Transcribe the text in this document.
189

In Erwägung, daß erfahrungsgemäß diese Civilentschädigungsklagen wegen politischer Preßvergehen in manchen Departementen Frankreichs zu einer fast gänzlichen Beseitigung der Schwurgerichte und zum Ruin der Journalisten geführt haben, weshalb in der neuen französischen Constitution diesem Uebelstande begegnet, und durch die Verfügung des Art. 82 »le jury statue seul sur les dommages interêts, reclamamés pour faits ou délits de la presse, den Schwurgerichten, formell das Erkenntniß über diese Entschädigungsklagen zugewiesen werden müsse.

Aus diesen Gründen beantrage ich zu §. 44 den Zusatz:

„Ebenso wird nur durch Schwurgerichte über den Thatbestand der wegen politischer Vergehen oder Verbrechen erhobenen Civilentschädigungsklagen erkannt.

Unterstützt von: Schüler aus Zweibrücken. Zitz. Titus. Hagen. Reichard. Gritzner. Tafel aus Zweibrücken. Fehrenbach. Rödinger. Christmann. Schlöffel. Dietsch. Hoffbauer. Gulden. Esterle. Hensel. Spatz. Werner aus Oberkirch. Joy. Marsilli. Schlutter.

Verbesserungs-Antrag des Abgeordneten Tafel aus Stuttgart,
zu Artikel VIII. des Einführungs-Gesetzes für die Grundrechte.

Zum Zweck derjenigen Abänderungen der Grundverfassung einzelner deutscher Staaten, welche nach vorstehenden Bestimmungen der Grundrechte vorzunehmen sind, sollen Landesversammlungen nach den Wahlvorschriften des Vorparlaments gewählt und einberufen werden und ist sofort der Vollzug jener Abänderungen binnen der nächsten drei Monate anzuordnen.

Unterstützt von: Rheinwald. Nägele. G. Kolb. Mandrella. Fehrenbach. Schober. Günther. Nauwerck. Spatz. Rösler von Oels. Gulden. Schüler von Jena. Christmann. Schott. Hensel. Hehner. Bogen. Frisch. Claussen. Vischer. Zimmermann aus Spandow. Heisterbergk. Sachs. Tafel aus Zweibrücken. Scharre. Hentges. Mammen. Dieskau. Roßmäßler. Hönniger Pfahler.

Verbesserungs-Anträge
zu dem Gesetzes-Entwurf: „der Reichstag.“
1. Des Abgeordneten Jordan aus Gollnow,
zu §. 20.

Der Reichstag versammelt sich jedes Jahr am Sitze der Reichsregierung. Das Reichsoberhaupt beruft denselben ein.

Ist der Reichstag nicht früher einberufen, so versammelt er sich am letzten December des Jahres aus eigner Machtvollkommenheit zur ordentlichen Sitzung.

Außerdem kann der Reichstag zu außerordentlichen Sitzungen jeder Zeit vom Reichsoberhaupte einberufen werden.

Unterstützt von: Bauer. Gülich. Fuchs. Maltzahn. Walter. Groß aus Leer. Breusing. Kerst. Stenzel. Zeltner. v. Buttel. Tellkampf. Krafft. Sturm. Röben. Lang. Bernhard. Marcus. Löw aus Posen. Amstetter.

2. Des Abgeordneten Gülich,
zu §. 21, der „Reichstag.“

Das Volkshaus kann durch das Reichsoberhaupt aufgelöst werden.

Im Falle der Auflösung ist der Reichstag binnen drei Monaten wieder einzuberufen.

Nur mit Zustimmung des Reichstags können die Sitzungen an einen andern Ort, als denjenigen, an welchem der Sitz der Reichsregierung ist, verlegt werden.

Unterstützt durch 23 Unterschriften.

---------------

Say how many lines in the entries contain the string "Verbesserungs", and say nothing else.

2